STATED PROBLEM - Reproduce the listing below verbatim.

TASK INPUTS -
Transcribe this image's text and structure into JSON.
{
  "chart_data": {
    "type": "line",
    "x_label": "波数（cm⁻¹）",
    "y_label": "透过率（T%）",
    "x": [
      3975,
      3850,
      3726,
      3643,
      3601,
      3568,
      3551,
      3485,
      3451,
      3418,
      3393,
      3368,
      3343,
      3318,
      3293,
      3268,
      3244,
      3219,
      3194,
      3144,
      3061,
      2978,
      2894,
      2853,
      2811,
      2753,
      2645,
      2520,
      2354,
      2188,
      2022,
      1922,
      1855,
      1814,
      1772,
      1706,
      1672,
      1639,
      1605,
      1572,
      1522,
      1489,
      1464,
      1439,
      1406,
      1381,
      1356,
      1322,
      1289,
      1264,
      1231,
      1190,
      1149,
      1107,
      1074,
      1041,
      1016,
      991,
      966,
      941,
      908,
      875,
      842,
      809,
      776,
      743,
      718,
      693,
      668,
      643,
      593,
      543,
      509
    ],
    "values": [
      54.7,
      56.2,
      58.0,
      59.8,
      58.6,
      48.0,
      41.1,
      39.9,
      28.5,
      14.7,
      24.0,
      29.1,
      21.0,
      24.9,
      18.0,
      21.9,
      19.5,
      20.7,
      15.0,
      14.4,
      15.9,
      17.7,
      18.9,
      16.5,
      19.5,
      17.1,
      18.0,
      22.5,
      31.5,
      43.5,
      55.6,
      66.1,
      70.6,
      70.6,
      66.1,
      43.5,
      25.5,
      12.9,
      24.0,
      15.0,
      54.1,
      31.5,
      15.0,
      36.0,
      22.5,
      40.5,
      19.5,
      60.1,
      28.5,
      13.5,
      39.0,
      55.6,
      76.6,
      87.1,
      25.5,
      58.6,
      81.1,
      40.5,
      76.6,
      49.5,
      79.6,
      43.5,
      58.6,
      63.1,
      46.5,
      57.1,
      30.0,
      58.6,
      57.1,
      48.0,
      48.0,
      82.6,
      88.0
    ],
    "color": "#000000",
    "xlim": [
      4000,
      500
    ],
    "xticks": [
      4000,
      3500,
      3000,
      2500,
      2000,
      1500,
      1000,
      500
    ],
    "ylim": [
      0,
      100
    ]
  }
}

TASK OUTPUT -
Transcribe this image's text and structure into JSON.
{
  "chart_data": {
    "type": "line",
    "x_label": "波数（cm⁻¹）",
    "y_label": "透过率（T%）",
    "x": [
      3975,
      3850,
      3726,
      3643,
      3601,
      3568,
      3551,
      3485,
      3451,
      3418,
      3393,
      3368,
      3343,
      3318,
      3293,
      3268,
      3244,
      3219,
      3194,
      3144,
      3061,
      2978,
      2894,
      2853,
      2811,
      2753,
      2645,
      2520,
      2354,
      2188,
      2022,
      1922,
      1855,
      1814,
      1772,
      1706,
      1672,
      1639,
      1605,
      1572,
      1522,
      1489,
      1464,
      1439,
      1406,
      1381,
      1356,
      1322,
      1289,
      1264,
      1231,
      1190,
      1149,
      1107,
      1074,
      1041,
      1016,
      991,
      966,
      941,
      908,
      875,
      842,
      809,
      776,
      743,
      718,
      693,
      668,
      643,
      593,
      543,
      509
    ],
    "values": [
      54.7,
      56.2,
      58.0,
      59.8,
      58.6,
      48.0,
      41.1,
      39.9,
      28.5,
      14.7,
      24.0,
      29.1,
      21.0,
      24.9,
      18.0,
      21.9,
      19.5,
      20.7,
      15.0,
      14.4,
      15.9,
      17.7,
      18.9,
      16.5,
      19.5,
      17.1,
      18.0,
      22.5,
      31.5,
      43.5,
      55.6,
      66.1,
      70.6,
      70.6,
      66.1,
      43.5,
      25.5,
      12.9,
      24.0,
      15.0,
      54.1,
      31.5,
      15.0,
      36.0,
      22.5,
      40.5,
      19.5,
      60.1,
      28.5,
      13.5,
      39.0,
      55.6,
      76.6,
      87.1,
      25.5,
      58.6,
      81.1,
      40.5,
      76.6,
      49.5,
      79.6,
      43.5,
      58.6,
      63.1,
      46.5,
      57.1,
      30.0,
      58.6,
      57.1,
      48.0,
      48.0,
      82.6,
      88.0
    ],
    "color": "#000000",
    "xlim": [
      4000,
      500
    ],
    "xticks": [
      4000,
      3500,
      3000,
      2500,
      2000,
      1500,
      1000,
      500
    ],
    "ylim": [
      0,
      100
    ]
  }
}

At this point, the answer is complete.